**Lesetext**
:::::
Als die Bremer Bürgerschaft im Jahr 1866 den Beschluss fasste, vor den Toren der Stadt einen öffentlichen Park anzulegen, ahnte kaum jemand, welch prägenden Ort für die Stadt dies werden sollte. Finanziert allein durch private Spenden wohlhabender Bremer Kaufleute und Bürger, entstand der Bürgerpark als Ausdruck bürgerschaftlichen Engagements, ganz ohne staatliche Mittel. Der Landschaftsgärtner Wilhelm Benque übernahm die Gestaltung und schuf nach dem Vorbild englischer Landschaftsgärten weite, geschwungene Wiesenflächen, verschlungene Wasserläufe und dichte Baumgruppen, die den Blick immer wieder auf neue, sorgfältig komponierte Perspektiven lenkten. Schon bald wurde der Park zum beliebten Ausflugsziel der Bremer, die hier dem Trubel der Stadt entfliehen konnten.
In den folgenden Jahrzehnten wuchs der Bürgerpark stetig weiter. Nach Benques Tod führte sein Nachfolger Alfred Hotze das Werk fort und erweiterte die Anlage um den angrenzenden Stadtwald, sodass eine der größten zusammenhängenden Parklandschaften Deutschlands entstand. Zahlreiche Brücken, Pavillons und das berühmte Parkhaus prägten das Bild der Anlage, während Enten und Schwäne die Teiche belebten. Auch schwere Zeiten gingen nicht spurlos am Park vorüber: Im Zweiten Weltkrieg wurden große Teile des Baumbestands zerstört oder zur Brennholzgewinnung gefällt, und erst mühsame Wiederaufforstung in den Nachkriegsjahren brachte die grüne Pracht zurück.
:::::
Zählen Sie alles auf, was Wilhelm Benque laut dem Text über den Bremer Bürgerpark bei der Gestaltung schuf. Die Einträge sind eigenständiges Material und gehören nicht zum Text über den Bremer Bürgerpark.

**Gespeicherte Einträge**
:::::
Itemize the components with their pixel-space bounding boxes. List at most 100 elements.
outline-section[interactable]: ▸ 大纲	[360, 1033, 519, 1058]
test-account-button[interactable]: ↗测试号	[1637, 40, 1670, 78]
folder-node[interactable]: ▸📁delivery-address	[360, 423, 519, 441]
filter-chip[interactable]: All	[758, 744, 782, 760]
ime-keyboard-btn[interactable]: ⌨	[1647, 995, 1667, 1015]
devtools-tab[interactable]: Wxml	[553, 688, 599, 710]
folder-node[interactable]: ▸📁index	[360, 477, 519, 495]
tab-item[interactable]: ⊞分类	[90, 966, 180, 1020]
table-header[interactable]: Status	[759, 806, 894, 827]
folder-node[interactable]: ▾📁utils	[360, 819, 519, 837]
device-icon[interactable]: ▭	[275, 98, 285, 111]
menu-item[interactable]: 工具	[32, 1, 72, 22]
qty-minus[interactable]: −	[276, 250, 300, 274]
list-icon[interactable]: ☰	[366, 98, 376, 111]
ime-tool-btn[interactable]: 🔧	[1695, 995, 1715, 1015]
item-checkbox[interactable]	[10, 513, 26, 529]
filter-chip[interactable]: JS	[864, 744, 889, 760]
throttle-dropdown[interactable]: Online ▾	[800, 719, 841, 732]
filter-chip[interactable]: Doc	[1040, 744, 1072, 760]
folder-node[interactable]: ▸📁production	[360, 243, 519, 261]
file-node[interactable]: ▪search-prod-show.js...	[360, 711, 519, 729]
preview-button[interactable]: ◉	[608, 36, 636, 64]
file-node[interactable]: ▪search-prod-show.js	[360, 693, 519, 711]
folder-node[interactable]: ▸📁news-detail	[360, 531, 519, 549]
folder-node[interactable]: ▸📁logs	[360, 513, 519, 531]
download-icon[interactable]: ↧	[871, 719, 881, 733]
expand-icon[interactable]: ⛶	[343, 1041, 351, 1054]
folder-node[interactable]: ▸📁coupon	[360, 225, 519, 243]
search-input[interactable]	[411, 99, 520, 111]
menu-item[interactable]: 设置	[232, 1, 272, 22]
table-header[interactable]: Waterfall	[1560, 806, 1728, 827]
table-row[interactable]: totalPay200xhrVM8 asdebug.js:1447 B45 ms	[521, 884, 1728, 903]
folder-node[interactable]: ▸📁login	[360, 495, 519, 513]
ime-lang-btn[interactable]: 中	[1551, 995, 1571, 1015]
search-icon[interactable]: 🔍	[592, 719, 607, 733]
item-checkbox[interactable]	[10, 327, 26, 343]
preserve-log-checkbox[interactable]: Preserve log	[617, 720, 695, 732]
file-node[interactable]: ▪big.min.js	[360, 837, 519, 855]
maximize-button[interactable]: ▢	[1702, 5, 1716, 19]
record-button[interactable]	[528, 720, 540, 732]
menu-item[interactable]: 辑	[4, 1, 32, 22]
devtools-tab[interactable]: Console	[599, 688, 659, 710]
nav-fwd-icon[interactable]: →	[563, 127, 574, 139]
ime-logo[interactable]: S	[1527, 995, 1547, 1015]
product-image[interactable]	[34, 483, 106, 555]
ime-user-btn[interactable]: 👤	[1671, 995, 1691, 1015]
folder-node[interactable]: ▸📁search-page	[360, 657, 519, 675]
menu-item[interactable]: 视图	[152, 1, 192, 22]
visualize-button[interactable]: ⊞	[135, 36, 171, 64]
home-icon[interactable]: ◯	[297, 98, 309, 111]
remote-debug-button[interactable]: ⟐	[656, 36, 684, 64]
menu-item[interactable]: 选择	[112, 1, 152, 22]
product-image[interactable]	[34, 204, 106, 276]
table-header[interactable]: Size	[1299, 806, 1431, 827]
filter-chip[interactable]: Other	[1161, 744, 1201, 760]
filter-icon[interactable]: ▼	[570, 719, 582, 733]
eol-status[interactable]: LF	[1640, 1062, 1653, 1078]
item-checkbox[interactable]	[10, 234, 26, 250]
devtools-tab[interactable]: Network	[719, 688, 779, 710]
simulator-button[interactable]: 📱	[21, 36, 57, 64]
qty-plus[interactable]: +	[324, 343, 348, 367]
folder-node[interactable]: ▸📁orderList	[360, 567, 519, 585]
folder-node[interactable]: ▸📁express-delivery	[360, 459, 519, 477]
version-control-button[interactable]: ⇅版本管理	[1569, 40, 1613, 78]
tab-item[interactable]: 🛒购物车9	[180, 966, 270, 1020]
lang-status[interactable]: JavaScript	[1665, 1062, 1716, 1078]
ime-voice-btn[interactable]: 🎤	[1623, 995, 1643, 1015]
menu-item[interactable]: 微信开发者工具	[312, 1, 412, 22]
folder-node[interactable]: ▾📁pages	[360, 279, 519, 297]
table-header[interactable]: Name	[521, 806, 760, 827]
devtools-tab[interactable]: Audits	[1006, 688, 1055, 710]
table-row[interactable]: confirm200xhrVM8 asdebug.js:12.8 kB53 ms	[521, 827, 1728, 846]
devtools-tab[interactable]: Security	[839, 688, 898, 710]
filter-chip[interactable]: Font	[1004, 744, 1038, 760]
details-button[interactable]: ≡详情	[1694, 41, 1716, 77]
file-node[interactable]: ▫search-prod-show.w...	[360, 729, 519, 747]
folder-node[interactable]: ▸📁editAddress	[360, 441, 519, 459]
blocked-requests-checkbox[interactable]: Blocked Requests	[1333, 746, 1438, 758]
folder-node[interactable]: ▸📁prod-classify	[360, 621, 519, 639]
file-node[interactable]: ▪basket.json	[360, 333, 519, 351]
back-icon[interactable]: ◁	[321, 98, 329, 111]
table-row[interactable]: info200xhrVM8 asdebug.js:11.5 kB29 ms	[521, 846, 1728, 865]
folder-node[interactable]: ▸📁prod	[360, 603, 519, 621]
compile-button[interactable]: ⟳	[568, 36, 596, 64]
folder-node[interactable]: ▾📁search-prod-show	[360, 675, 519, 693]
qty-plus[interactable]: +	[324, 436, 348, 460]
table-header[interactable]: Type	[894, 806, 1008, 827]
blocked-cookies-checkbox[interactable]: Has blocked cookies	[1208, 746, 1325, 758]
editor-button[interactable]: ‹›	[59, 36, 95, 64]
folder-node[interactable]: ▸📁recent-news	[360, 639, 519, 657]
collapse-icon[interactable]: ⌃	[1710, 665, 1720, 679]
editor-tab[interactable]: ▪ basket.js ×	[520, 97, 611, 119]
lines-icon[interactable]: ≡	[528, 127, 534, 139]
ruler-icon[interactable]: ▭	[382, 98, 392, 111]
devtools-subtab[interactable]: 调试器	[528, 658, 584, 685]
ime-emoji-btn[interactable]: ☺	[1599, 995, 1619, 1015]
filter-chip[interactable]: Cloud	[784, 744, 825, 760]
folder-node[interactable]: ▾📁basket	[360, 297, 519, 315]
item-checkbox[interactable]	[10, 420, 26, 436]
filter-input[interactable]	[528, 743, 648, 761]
:::::
**Schriftliche Antwort**
weite, geschwungene Wiesenflächen; verschlungene Wasserläufe; dichte Baumgruppen